Le matérialisme radical de La Mettrie.
Radical, le matérialisme de La Mettrie est loin d’être dogmatique.
La Mettrie est l’un de premiers à opposer le matérialisme au spiritualisme.
Le matérialisme de La Mettrie passe par trois niveaux : la méthode, la théorie de la connaissance, et la pratique. L’analyse matérialiste induit une conception neuve de la vie, de ses normes. La connaissance de la nature de La Mettrie s’avère fondamentalement pratique, tendant à « contribuer au bonheur des hommes ».
Le mécanisme lamettrien, si radicalement mécanisé soit-il, peut réintroduire une intuition naturaliste qui rehausse les couleurs de la Nature, s’il est vrai que, mécanisée, elle n’en reste pas moins perçue comme unité vivante. La Mettrie défend l’une de forme les plus radicales du matérialisme. Il multiplie les idées afin d’ébranler la pensée traditionnelle, de susciter la doute et la réflexion chez son lecteur, mais sans guère se préoccuper de la mise en ordre de son propos, nous dit Paul-Laurent Assouan.
Au sein même de la famille matérialiste du XVIIIe siècle face à la branche sociale ou politique, La Mettrie incarne la branche naturaliste ou individualiste.
La Mettrie est médecin-philosophe, et il considère l’homme comme l’être UN.
Il estime que la vie consiste dans le mouvement perpétuel des solides et des fluides. De leur équilibre dépend la santé. (Voir Héraclite).
La métaphysique ne fait que masquer notre ignorance de l’essence des choses sous un vernis de mots dépourvus de contenus. Il revient au philosophe de délaisser les vaines doctrines pour s’appuyer sur les savoir véritables acquis grâce à l’expérience par la physique et la médecine.
La philosophie contribue directement au bien de la société en perfectionnant l’art de gouverner. « les principes qui ont été à l’école de la sagesse […] sont effectivement meilleurs que ceux qui n’ont point été imbus de préceptes de la philosophie. »
« L’expérience et l’observation doivent donc seules nous guider. L’homme constitue l’objet essentiel de la philosophie, et pour saisir l’ensemble de son existence, il convient de s’appuyer sur les connaissances scientifiques, et non sur la foi. »
« Qu’il y ait un Dieu ou qu’il n’y en ait pas, notre vie n’en éprouve aucun changement. »
^^^^^^^^^^^^^^^^
** Consigne A **
Répondez aux questions suivantes d'après le texte sur La Mettrie :
(i) Par quels trois niveaux passe le matérialisme de La Mettrie ?
(ii) De quoi dépend la santé selon lui ?
(iii) Quelle branche de la famille matérialiste du XVIIIe siècle incarne-t-il ?
** Consigne B **
D'après le texte sur La Mettrie, pourquoi le philosophe doit-il délaisser les vaines doctrines ? Répondez en une à trois phrases.
** Consigne C **
Reprenez le texte sur La Mettrie là où il s'arrête et poursuivez-le.

** Liste fournie **
^^^^^^^^^^^^^^^^
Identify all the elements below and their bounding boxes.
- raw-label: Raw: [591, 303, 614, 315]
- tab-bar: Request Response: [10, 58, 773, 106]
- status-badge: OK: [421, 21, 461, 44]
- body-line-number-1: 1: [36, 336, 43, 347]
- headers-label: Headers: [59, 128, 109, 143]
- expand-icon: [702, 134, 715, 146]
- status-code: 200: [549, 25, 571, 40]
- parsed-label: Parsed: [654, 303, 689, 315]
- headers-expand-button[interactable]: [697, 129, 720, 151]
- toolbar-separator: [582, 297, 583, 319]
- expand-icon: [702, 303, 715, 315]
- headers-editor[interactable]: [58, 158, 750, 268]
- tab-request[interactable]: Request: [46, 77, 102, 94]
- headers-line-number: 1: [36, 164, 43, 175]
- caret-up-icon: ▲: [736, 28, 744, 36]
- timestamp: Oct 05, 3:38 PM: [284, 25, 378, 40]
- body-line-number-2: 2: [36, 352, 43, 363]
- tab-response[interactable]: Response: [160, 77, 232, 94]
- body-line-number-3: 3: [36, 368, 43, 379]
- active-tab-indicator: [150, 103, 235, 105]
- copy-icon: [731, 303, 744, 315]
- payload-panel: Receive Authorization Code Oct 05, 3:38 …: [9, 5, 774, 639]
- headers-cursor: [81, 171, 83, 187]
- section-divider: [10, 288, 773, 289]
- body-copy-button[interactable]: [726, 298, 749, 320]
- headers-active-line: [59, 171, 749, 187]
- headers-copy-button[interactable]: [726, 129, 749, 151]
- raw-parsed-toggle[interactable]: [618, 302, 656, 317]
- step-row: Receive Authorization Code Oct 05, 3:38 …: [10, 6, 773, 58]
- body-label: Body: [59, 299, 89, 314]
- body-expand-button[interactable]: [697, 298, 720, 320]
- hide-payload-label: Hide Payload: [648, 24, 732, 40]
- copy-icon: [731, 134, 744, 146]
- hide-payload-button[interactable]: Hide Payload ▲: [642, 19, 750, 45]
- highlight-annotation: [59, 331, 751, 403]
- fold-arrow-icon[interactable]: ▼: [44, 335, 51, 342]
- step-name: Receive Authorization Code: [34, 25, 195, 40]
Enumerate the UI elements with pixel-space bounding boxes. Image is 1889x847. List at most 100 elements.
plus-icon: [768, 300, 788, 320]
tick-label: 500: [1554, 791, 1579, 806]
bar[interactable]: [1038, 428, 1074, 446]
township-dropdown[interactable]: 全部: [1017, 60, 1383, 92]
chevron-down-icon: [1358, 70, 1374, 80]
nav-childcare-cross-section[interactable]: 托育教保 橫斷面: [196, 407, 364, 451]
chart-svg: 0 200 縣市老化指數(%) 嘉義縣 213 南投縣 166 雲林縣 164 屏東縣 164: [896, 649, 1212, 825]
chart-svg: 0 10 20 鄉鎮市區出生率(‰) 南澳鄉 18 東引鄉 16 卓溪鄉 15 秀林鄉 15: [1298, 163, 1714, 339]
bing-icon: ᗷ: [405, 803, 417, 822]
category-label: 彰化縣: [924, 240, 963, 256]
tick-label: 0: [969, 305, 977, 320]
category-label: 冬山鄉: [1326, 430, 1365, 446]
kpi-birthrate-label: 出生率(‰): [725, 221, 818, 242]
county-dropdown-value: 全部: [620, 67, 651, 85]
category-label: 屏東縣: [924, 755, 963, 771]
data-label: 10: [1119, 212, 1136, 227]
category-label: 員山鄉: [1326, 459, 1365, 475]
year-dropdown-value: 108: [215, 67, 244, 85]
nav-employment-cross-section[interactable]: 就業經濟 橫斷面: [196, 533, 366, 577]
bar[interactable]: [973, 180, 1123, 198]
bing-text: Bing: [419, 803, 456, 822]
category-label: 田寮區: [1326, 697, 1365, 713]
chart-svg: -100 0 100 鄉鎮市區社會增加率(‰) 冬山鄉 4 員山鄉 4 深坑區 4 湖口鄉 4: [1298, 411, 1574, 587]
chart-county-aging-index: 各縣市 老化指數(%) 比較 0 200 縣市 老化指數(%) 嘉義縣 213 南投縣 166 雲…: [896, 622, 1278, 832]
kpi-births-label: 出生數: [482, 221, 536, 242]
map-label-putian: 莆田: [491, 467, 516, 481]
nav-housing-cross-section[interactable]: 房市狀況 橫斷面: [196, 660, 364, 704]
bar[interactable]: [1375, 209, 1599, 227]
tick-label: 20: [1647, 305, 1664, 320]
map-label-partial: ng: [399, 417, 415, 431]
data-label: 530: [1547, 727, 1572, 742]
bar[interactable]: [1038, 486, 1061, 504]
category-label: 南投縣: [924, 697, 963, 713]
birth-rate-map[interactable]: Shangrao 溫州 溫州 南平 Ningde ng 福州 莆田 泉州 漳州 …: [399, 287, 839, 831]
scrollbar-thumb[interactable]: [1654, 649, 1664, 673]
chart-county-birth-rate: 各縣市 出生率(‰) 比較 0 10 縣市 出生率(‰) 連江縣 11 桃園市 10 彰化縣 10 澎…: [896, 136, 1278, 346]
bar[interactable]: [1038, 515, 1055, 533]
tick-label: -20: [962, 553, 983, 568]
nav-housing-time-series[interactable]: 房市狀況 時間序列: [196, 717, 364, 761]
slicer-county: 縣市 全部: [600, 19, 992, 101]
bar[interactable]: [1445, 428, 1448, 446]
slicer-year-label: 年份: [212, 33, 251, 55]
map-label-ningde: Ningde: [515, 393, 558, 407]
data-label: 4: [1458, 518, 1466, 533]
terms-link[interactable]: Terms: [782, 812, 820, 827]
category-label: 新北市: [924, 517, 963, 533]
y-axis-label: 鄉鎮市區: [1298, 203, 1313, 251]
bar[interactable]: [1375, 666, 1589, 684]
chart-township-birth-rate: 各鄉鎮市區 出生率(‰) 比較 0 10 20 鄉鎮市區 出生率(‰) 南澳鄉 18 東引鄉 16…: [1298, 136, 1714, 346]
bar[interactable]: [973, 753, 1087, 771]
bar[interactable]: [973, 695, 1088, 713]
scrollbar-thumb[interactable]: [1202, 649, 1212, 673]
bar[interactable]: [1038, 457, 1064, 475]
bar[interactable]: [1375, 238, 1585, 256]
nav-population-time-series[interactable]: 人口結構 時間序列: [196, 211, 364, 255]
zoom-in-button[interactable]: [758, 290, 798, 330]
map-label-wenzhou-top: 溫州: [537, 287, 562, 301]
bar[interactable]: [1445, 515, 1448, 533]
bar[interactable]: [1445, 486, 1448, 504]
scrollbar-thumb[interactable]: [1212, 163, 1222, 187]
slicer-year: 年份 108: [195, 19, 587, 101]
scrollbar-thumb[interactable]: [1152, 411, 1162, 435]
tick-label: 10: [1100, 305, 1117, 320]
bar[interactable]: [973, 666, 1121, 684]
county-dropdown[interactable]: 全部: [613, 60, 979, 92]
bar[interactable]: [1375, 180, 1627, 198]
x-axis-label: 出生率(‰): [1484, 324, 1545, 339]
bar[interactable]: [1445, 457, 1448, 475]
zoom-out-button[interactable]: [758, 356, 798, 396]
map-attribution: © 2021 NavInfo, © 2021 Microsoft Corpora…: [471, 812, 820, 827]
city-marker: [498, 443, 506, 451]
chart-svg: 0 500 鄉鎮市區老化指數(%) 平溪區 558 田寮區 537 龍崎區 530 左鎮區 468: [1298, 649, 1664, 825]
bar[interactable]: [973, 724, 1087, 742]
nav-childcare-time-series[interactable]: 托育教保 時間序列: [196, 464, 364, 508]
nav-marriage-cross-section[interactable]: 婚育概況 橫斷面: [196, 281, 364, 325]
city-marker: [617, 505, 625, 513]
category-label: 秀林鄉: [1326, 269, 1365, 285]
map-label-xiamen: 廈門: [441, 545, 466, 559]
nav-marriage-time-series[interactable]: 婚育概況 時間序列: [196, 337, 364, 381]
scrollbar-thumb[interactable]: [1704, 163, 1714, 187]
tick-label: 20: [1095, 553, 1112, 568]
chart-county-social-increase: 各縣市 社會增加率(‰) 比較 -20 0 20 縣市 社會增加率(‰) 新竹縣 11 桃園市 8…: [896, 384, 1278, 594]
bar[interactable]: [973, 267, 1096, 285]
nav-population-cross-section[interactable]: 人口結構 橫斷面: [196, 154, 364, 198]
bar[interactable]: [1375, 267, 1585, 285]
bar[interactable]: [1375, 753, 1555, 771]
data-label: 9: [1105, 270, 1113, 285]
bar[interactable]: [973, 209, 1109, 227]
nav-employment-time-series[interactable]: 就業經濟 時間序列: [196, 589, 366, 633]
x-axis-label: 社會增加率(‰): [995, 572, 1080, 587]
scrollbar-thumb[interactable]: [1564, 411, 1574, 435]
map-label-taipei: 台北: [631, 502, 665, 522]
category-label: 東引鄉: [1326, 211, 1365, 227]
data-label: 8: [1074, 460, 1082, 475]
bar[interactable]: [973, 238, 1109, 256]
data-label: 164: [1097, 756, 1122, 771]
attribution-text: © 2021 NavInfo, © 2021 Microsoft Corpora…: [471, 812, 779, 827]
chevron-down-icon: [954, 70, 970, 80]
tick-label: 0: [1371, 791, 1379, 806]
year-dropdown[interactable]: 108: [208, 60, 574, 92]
^^^^^^^^^^^^^^^^
** Réponse A **
(i) La méthode, la théorie de la connaissance et la pratique.
(ii) De l'équilibre des solides et des fluides.
(iii) La branche naturaliste ou individualiste.

** Réponse B **
La métaphysique ne fait que masquer notre ignorance de l'essence des choses sous un vernis de mots dépourvus de contenu. Le philosophe doit donc s'appuyer sur les savoirs véritables que la physique et la médecine acquièrent grâce à l'expérience.

** Réponse C **
« Se défier des connaissances qu’on peut puiser dans les corps animés, c’est regarder la Nature et la révélation comme deux contraires qui se détruisent ; et par conséquent, c’est oser soutenir cette absurdité : que Dieu se contredit dans ses divers ouvrages, et nous trompe. »
La sagesse, selon La Mettrie, associe la quête du plaisir à la force d’âme face à la douleur et à l’adversité. Aussi se propose-t-il d’être « épicurien voluptueux » durant sa vie et « stoïcien ferme » quand viendra la mort.
« Le plaisir est de l’essence de l’homme et de l’ordre de l’Univers. »
« Il n’existe pas de bonheur en soi, mais différentes formes de bonheur. »
« Ma conclusion est tirée, à la suite d’une multitude d’observations physique qu’aucun savant ne contestera. »
« En faisant penser mon lecteur, en aiguisant sa pénétration, j’étendrai toutefois les bornes de son génie. Voilà mon système ou plutôt ma vérité. »
La Mettrie est un philosophe nourri d’une vaste culture. Il est fortement redevable à Lucrèce quant à son appréhension globale de la nature ; il l’est encore plus en ce qui concerne sa vision de l’existence humaine.
La Mettrie a sacrifié sa tranquillité et sa sécurité à ce qu’il estimait être la vérité. Durant son existence, il mène un combat permanent contre la tradition et le corporatisme médicaux, le pouvoir religieux, et la philosophie spiritualiste.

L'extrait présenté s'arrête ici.